* [WHAT IS ASKED]: Count how many lines hold the word "copyright" and give that number as the whole answer.

* [MATERIAL PROVIDED]:
□ □ □ □
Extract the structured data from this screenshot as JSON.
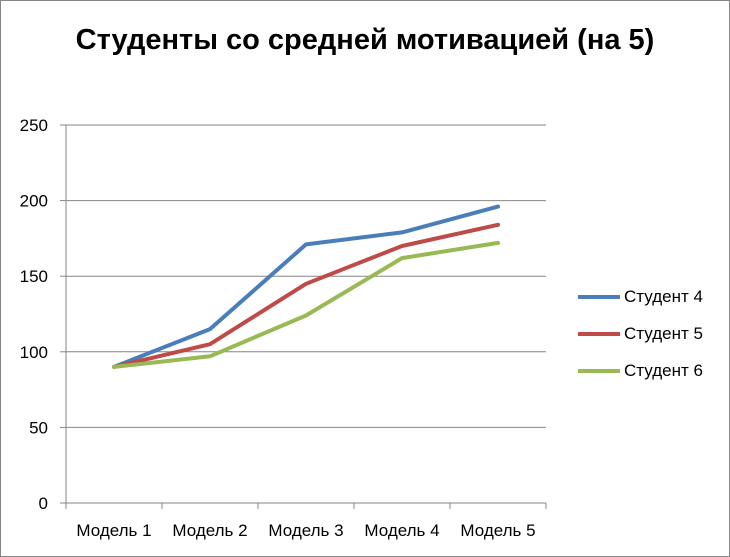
{
  "chart_data": {
    "type": "line",
    "title": "Студенты со средней мотивацией (на 5)",
    "xlabel": "",
    "ylabel": "",
    "categories": [
      "Модель 1",
      "Модель 2",
      "Модель 3",
      "Модель 4",
      "Модель 5"
    ],
    "ylim": [
      0,
      250
    ],
    "yticks": [
      "0",
      "50",
      "100",
      "150",
      "200",
      "250"
    ],
    "grid": true,
    "legend": "right",
    "series": [
      {
        "name": "Студент 4",
        "color": "#4a7ebb",
        "values": [
          90,
          115,
          171,
          179,
          196
        ]
      },
      {
        "name": "Студент 5",
        "color": "#be4b48",
        "values": [
          90,
          105,
          145,
          170,
          184
        ]
      },
      {
        "name": "Студент 6",
        "color": "#98b954",
        "values": [
          90,
          97,
          124,
          162,
          172
        ]
      }
    ]
  }
}
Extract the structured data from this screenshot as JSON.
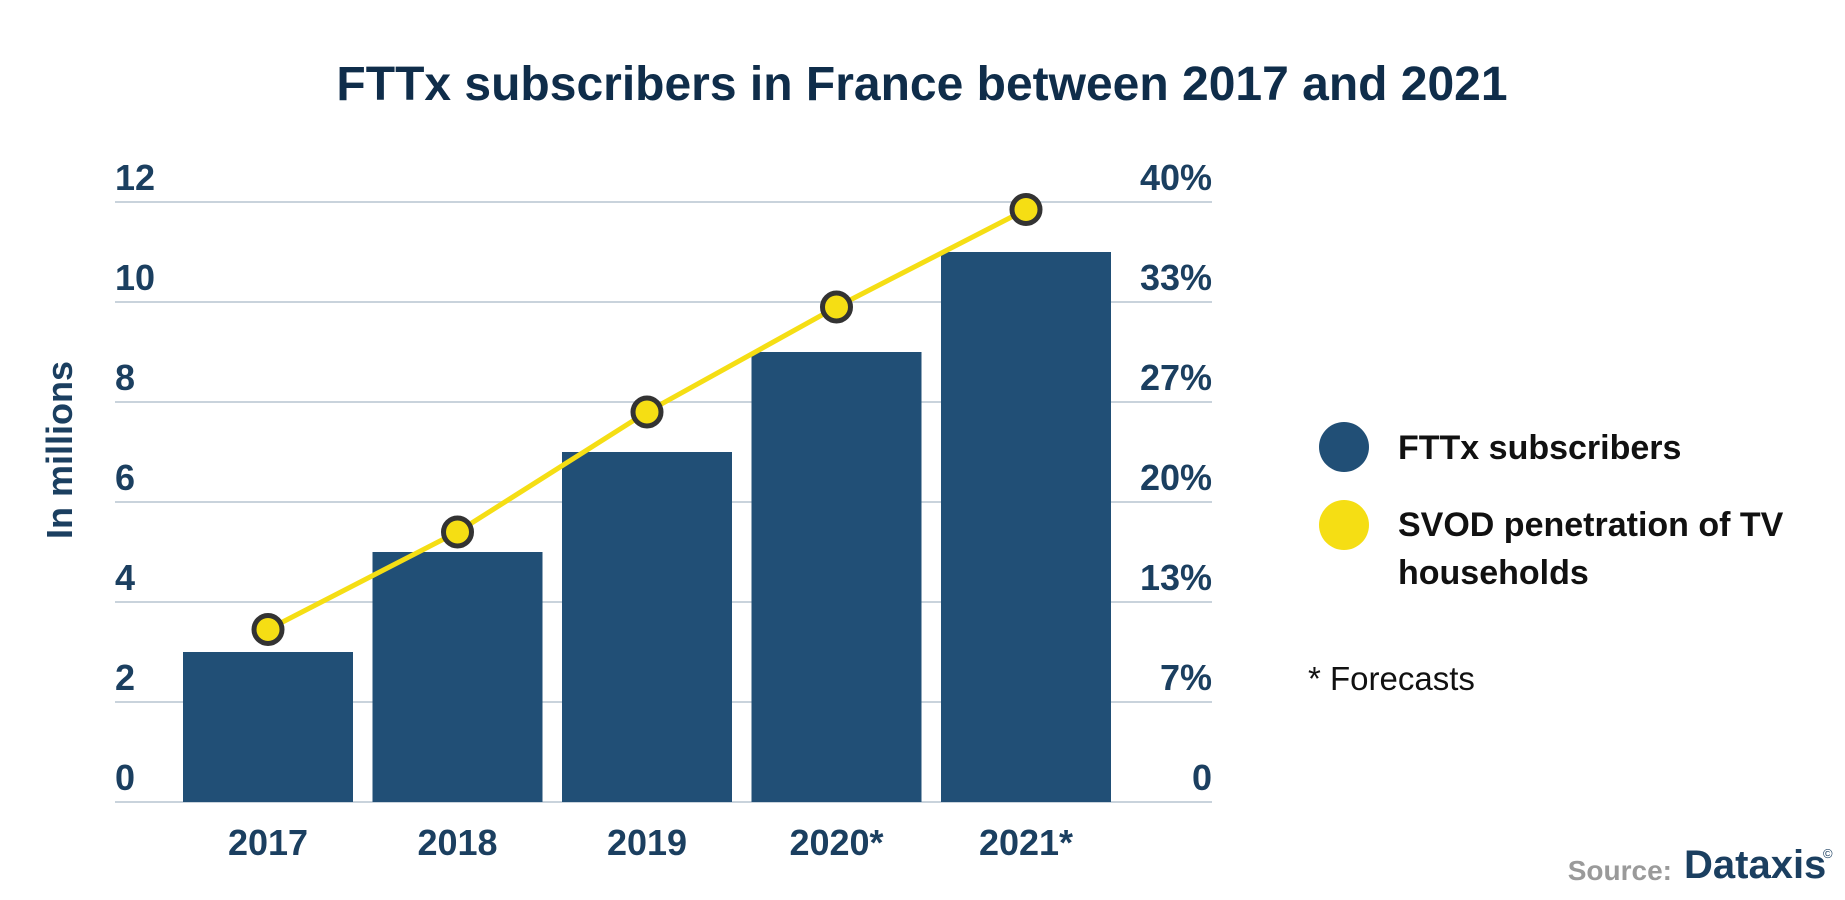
{
  "chart_data": {
    "type": "bar",
    "title": "FTTx subscribers in France between 2017 and 2021",
    "ylabel": "In millions",
    "categories": [
      "2017",
      "2018",
      "2019",
      "2020*",
      "2021*"
    ],
    "ylim": [
      0,
      12
    ],
    "y_ticks": [
      "0",
      "2",
      "4",
      "6",
      "8",
      "10",
      "12"
    ],
    "y2lim": [
      0,
      40
    ],
    "y2_ticks": [
      "0",
      "7%",
      "13%",
      "20%",
      "27%",
      "33%",
      "40%"
    ],
    "grid": true,
    "legend_position": "right",
    "series": [
      {
        "name": "FTTx subscribers",
        "type": "bar",
        "axis": "left",
        "color": "#214f76",
        "values": [
          3,
          5,
          7,
          9,
          11
        ]
      },
      {
        "name": "SVOD penetration of TV households",
        "type": "line",
        "axis": "right",
        "color": "#f5de14",
        "values": [
          11.5,
          18,
          26,
          33,
          39.5
        ]
      }
    ],
    "annotations": [
      "* Forecasts"
    ]
  },
  "legend": {
    "items": [
      {
        "label": "FTTx subscribers",
        "color": "#214f76"
      },
      {
        "label_lines": [
          "SVOD penetration of TV",
          "households"
        ],
        "color": "#f5de14"
      }
    ],
    "note": "* Forecasts"
  },
  "source": {
    "label": "Source:",
    "brand": "Dataxis",
    "copyright": "©"
  },
  "colors": {
    "bar": "#214f76",
    "line": "#f5de14",
    "marker_stroke": "#333333",
    "grid": "#c9d3dc",
    "text": "#1b3f60"
  }
}
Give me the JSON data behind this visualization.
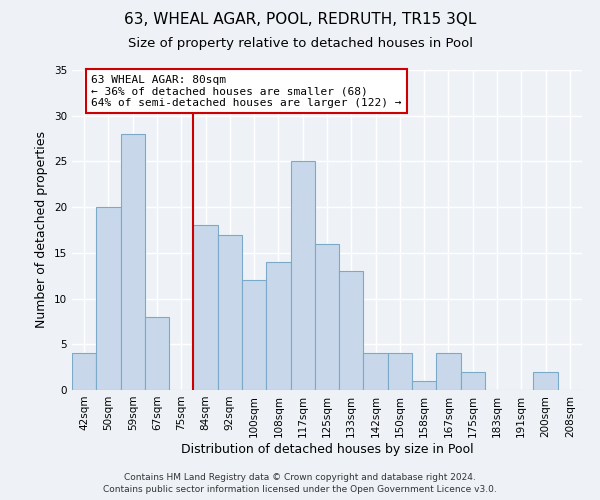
{
  "title": "63, WHEAL AGAR, POOL, REDRUTH, TR15 3QL",
  "subtitle": "Size of property relative to detached houses in Pool",
  "xlabel": "Distribution of detached houses by size in Pool",
  "ylabel": "Number of detached properties",
  "bin_labels": [
    "42sqm",
    "50sqm",
    "59sqm",
    "67sqm",
    "75sqm",
    "84sqm",
    "92sqm",
    "100sqm",
    "108sqm",
    "117sqm",
    "125sqm",
    "133sqm",
    "142sqm",
    "150sqm",
    "158sqm",
    "167sqm",
    "175sqm",
    "183sqm",
    "191sqm",
    "200sqm",
    "208sqm"
  ],
  "bar_values": [
    4,
    20,
    28,
    8,
    0,
    18,
    17,
    12,
    14,
    25,
    16,
    13,
    4,
    4,
    1,
    4,
    2,
    0,
    0,
    2,
    0
  ],
  "bar_color": "#c8d8ea",
  "bar_edge_color": "#7aaac8",
  "annotation_title": "63 WHEAL AGAR: 80sqm",
  "annotation_line1": "← 36% of detached houses are smaller (68)",
  "annotation_line2": "64% of semi-detached houses are larger (122) →",
  "annotation_box_color": "#ffffff",
  "annotation_box_edge": "#cc0000",
  "vline_color": "#cc0000",
  "vline_x_index": 5,
  "ylim": [
    0,
    35
  ],
  "yticks": [
    0,
    5,
    10,
    15,
    20,
    25,
    30,
    35
  ],
  "footnote1": "Contains HM Land Registry data © Crown copyright and database right 2024.",
  "footnote2": "Contains public sector information licensed under the Open Government Licence v3.0.",
  "background_color": "#eef2f7",
  "grid_color": "#ffffff",
  "title_fontsize": 11,
  "subtitle_fontsize": 9.5,
  "axis_label_fontsize": 9,
  "tick_fontsize": 7.5,
  "annotation_fontsize": 8,
  "footnote_fontsize": 6.5
}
□ □ □ □
* [EXERCISE RESULT]: 2